======== Supplied entries ========

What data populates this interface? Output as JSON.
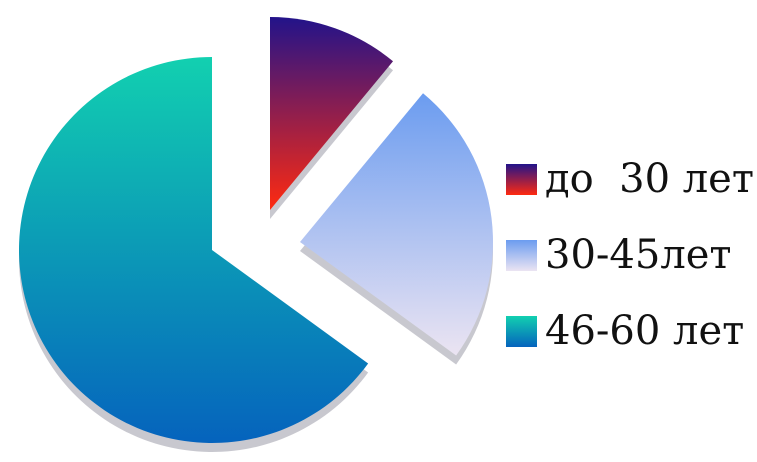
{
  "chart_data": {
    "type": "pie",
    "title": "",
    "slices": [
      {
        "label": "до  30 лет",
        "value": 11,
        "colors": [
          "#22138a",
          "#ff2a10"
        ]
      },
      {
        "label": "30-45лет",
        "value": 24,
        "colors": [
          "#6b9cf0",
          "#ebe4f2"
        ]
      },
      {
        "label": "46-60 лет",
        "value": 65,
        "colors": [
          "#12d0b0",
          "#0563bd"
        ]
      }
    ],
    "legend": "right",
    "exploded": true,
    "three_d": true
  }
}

========

Using the records above, list each line that includes "label".

§ **Task answer**:
        "label": "до  30 лет",
        "label": "30-45лет",
        "label": "46-60 лет",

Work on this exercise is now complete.